>> Start

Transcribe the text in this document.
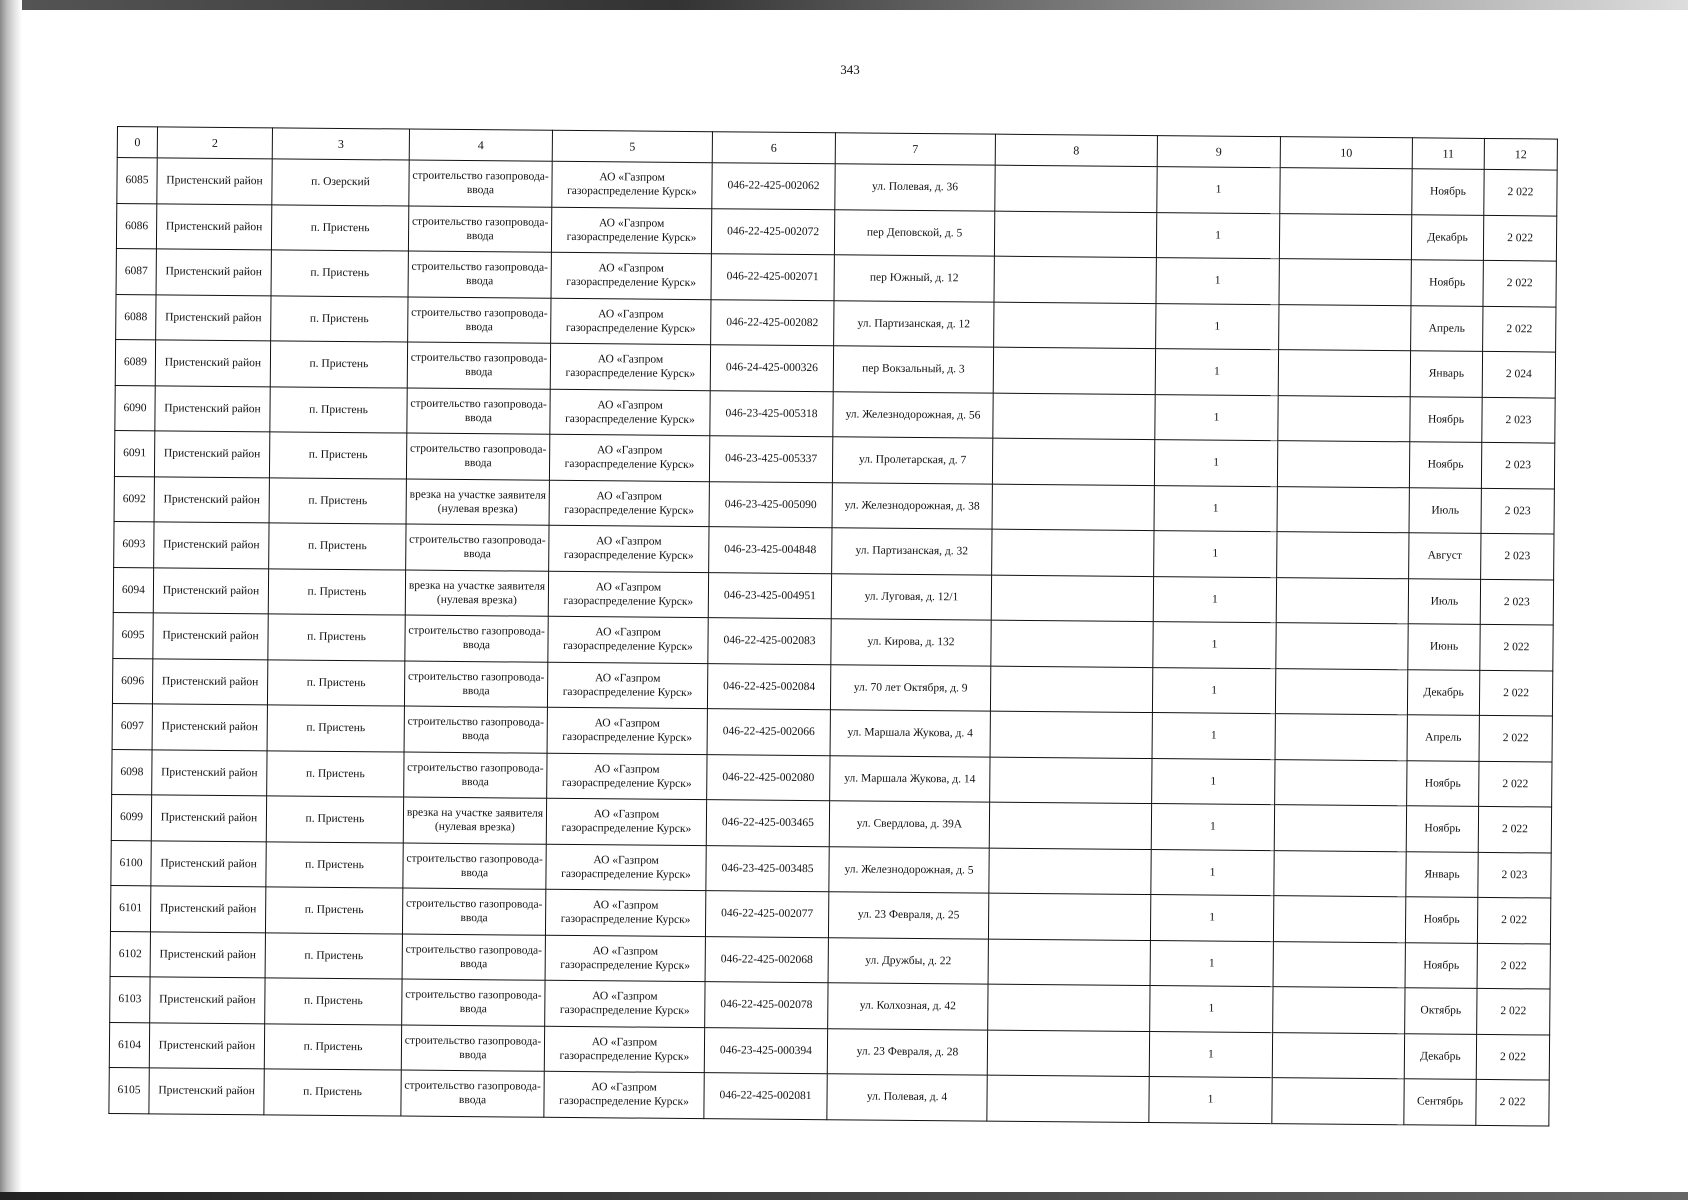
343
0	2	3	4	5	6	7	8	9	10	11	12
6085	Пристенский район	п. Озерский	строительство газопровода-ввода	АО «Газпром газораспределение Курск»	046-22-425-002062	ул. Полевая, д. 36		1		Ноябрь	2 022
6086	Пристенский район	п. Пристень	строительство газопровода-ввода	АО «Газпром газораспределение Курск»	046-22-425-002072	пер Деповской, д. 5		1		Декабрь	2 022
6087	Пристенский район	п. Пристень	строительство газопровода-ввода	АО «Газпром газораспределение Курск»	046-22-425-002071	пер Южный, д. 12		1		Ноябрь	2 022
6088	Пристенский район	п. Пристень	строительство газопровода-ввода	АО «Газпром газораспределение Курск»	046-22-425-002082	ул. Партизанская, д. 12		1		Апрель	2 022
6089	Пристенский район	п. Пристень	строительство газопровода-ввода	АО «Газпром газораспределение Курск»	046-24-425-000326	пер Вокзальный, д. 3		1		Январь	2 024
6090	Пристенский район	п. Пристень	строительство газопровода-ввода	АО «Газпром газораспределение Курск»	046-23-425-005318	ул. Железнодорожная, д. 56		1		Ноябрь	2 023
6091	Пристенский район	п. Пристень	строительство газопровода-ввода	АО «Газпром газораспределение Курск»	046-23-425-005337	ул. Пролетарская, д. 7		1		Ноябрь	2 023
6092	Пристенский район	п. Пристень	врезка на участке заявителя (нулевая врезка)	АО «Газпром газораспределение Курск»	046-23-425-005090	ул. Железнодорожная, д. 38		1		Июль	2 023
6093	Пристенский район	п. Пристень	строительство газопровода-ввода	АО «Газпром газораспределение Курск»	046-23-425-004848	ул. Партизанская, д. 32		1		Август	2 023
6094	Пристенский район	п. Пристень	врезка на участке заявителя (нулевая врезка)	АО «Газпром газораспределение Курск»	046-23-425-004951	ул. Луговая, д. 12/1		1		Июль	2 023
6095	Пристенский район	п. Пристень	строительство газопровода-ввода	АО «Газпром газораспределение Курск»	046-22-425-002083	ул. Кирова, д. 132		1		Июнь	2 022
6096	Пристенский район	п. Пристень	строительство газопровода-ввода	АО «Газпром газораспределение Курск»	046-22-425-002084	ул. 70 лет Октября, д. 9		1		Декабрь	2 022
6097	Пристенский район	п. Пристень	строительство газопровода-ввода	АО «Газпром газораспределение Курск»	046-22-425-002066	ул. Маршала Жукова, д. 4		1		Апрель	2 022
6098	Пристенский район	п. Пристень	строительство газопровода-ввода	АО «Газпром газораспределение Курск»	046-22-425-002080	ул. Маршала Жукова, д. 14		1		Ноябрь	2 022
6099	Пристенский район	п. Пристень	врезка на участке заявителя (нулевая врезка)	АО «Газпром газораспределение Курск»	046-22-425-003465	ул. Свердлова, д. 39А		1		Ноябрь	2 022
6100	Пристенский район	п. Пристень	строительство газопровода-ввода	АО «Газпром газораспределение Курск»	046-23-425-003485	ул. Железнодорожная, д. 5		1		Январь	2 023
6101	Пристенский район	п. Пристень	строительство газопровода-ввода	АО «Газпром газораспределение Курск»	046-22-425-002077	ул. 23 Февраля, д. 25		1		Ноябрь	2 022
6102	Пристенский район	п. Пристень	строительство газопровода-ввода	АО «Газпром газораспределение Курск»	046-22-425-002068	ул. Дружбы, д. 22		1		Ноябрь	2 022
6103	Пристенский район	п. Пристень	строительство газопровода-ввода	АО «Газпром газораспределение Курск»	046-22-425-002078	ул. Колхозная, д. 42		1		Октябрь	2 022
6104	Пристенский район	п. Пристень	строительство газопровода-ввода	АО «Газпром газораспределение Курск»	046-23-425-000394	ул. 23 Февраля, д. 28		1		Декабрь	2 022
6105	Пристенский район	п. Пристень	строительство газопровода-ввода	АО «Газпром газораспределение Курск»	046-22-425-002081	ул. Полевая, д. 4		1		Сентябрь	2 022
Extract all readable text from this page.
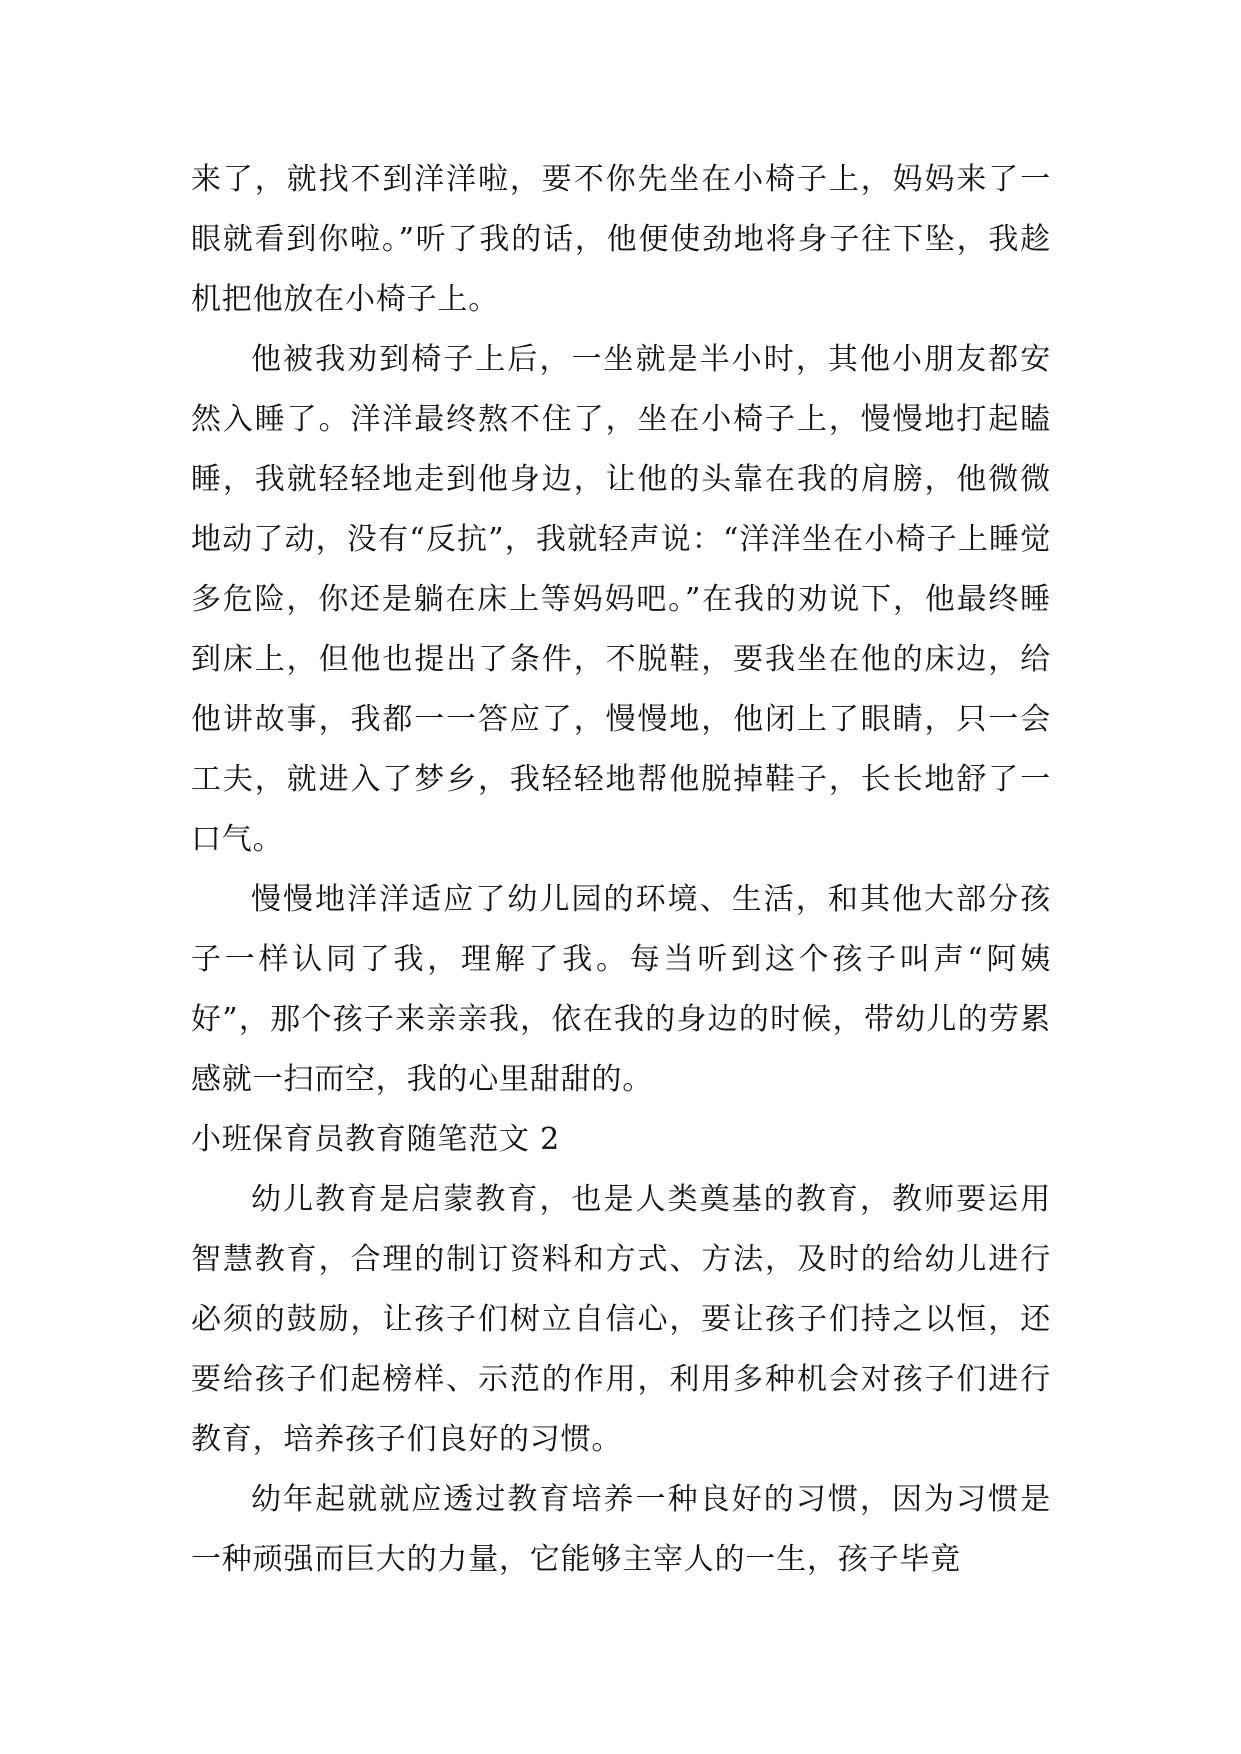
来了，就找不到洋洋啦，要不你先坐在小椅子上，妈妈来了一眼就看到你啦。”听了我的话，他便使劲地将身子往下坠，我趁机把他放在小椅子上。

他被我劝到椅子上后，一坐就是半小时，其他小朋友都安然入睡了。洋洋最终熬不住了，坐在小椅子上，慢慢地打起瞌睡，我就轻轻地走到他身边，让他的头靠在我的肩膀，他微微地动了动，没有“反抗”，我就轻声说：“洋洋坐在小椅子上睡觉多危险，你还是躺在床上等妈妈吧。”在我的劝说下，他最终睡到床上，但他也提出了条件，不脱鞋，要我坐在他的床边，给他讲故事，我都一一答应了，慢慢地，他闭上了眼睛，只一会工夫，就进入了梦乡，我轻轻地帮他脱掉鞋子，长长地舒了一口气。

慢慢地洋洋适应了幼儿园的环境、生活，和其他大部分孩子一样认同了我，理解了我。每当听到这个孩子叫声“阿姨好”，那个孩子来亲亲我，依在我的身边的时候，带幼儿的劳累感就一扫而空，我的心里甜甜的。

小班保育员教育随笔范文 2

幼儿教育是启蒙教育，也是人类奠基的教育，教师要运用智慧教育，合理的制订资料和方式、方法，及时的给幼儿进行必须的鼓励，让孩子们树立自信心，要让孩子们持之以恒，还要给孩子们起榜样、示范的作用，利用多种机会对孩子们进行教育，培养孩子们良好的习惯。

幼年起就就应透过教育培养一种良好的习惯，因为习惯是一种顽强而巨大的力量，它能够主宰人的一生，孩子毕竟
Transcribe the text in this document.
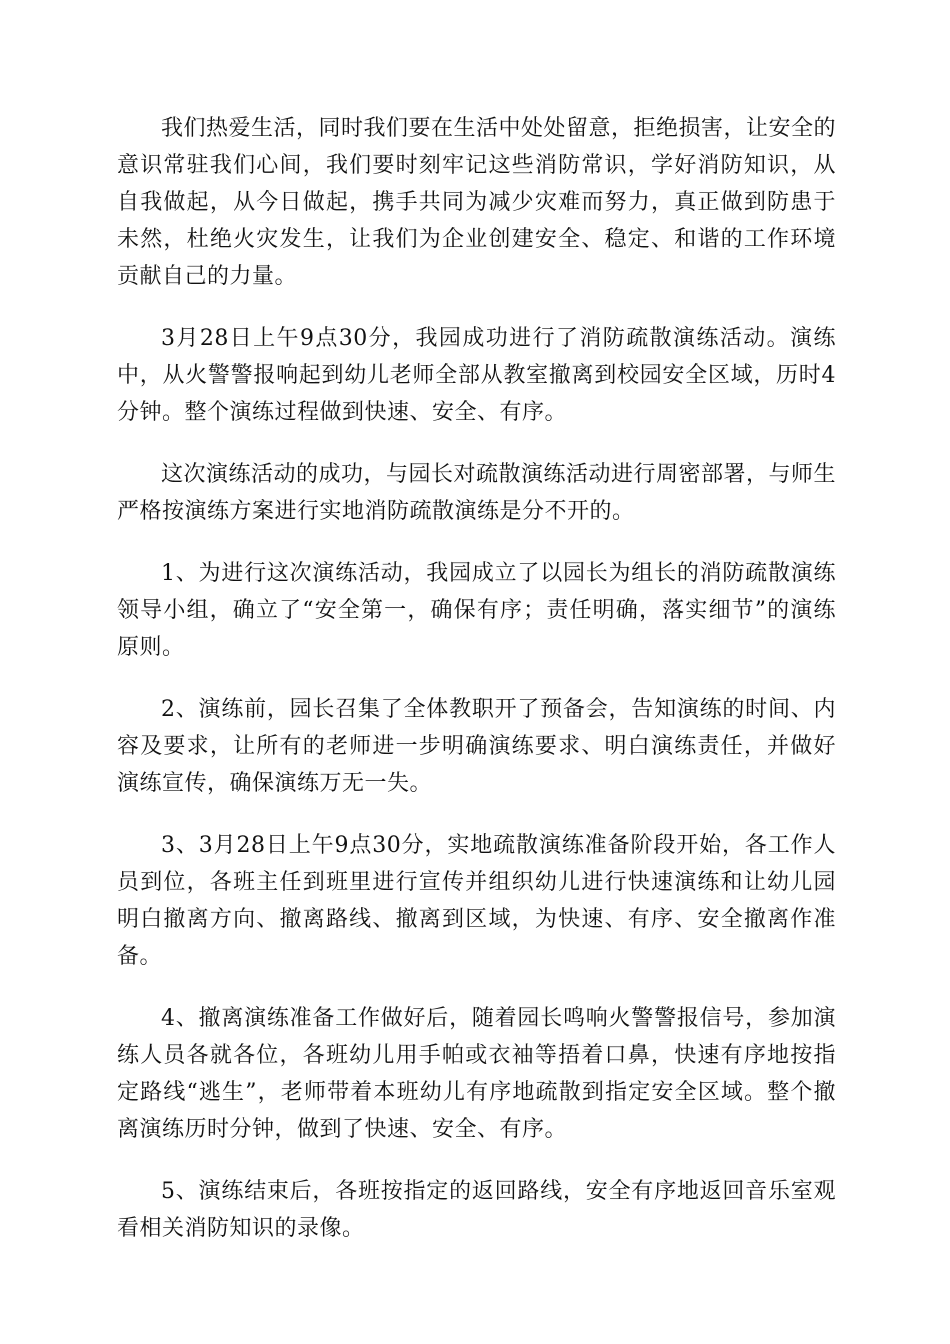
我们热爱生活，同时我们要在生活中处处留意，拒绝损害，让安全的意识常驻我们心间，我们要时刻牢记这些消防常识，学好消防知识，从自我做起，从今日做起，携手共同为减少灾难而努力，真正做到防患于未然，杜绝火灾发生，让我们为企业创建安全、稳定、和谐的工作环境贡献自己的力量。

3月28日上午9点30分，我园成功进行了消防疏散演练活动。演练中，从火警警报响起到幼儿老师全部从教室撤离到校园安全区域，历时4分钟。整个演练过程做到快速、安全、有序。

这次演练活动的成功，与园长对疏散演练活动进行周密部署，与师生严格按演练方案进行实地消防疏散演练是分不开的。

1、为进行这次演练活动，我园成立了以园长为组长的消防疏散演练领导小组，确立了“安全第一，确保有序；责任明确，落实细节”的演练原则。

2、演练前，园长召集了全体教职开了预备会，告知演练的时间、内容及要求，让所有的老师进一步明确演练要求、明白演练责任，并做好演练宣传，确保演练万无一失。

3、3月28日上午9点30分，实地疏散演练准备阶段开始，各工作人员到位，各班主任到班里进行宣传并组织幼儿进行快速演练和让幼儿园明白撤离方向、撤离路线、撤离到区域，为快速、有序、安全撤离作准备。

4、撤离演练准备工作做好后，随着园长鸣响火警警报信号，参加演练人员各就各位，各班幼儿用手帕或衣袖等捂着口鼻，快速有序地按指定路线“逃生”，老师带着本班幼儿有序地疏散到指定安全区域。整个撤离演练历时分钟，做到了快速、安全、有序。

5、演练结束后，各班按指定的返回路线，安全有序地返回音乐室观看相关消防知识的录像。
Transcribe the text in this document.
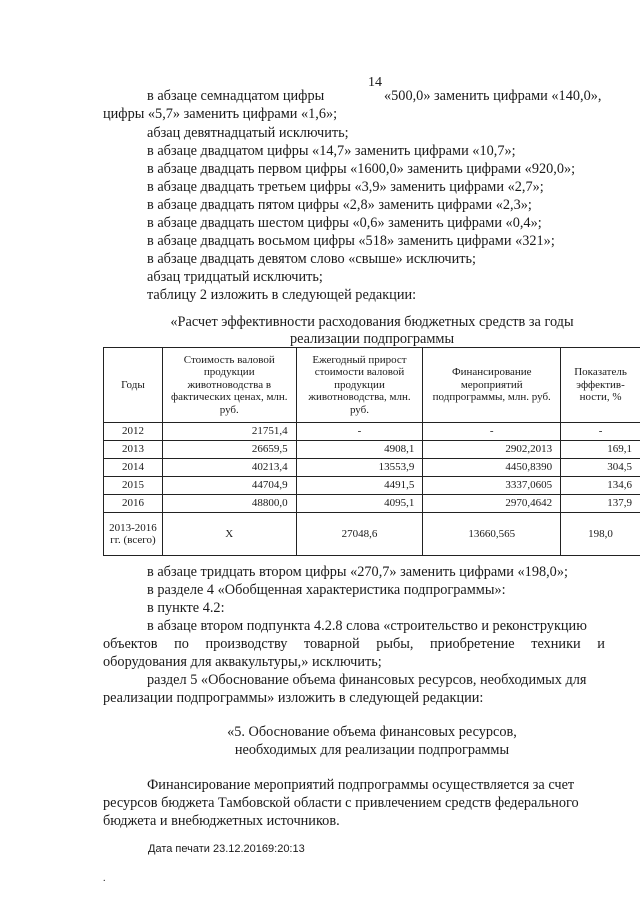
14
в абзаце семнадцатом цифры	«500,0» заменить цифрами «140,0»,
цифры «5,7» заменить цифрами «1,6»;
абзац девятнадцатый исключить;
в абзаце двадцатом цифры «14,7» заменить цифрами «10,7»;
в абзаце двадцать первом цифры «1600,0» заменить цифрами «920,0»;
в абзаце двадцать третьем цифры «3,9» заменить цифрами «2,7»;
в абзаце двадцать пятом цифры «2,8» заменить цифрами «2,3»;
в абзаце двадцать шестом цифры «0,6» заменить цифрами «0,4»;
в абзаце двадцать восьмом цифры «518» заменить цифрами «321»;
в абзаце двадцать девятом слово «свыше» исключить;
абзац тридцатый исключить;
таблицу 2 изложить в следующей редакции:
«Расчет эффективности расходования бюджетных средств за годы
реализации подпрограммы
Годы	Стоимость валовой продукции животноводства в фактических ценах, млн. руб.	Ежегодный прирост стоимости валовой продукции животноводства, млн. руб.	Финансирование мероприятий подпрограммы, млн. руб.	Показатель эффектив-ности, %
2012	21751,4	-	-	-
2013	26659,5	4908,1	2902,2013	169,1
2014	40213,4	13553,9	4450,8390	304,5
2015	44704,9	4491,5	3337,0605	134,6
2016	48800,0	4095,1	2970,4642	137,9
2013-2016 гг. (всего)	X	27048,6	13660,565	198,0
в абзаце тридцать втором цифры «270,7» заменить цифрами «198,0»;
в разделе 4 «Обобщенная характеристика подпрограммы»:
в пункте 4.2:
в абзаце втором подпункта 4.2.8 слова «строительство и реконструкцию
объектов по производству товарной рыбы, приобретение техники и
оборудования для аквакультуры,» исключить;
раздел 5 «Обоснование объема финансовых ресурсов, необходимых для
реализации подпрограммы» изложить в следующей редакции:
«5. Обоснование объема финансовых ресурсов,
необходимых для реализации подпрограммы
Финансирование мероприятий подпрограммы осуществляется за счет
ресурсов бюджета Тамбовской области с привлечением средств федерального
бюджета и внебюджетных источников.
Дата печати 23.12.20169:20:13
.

>> End

### Instructions to follow
Copy every line from the records above that contains the word "врезка".

### Output for this task
6092	Пристенский район	п. Пристень	врезка на участке заявителя (нулевая врезка)	АО «Газпром газораспределение Курск»	046-23-425-005090	ул. Железнодорожная, д. 38		1		Июль	2 023
6094	Пристенский район	п. Пристень	врезка на участке заявителя (нулевая врезка)	АО «Газпром газораспределение Курск»	046-23-425-004951	ул. Луговая, д. 12/1		1		Июль	2 023
6099	Пристенский район	п. Пристень	врезка на участке заявителя (нулевая врезка)	АО «Газпром газораспределение Курск»	046-22-425-003465	ул. Свердлова, д. 39А		1		Ноябрь	2 022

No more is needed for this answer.